GIVEN PROBLEM -> State the number of lines with the string "battenti" in them, and nothing else.

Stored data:

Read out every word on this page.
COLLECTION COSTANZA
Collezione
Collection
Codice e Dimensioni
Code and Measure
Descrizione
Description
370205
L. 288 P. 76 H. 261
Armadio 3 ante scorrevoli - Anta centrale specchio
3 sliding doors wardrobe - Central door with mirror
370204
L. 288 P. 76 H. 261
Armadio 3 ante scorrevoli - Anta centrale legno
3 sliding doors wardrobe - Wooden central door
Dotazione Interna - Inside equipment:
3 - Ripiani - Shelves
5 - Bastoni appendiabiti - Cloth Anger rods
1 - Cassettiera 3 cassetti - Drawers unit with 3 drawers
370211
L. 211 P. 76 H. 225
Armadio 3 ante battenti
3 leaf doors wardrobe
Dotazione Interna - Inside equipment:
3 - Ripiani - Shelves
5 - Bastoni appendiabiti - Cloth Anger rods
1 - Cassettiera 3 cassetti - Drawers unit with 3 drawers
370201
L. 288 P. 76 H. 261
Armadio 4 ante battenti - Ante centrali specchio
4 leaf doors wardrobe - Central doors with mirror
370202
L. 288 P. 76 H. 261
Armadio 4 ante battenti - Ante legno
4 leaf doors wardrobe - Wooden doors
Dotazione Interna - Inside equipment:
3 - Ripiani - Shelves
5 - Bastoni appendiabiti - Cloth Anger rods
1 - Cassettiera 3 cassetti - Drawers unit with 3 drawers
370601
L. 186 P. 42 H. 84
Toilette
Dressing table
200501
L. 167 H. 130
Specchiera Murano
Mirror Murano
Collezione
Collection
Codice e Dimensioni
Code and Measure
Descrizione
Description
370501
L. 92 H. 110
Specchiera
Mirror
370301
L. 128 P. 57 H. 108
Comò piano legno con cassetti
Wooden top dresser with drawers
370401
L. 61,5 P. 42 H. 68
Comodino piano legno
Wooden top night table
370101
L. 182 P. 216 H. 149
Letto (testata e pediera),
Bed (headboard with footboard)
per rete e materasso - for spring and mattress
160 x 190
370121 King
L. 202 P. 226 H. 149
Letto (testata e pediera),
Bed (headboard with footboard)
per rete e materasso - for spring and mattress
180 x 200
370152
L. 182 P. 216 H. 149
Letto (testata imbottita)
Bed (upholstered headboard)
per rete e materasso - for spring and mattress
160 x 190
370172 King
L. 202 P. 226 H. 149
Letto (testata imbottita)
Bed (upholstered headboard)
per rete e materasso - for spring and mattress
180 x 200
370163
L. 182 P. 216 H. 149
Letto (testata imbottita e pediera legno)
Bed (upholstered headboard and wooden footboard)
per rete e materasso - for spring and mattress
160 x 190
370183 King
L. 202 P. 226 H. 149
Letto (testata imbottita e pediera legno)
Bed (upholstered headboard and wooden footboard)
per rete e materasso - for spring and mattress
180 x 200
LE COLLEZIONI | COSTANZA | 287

FINISHED EXERCISE -> 3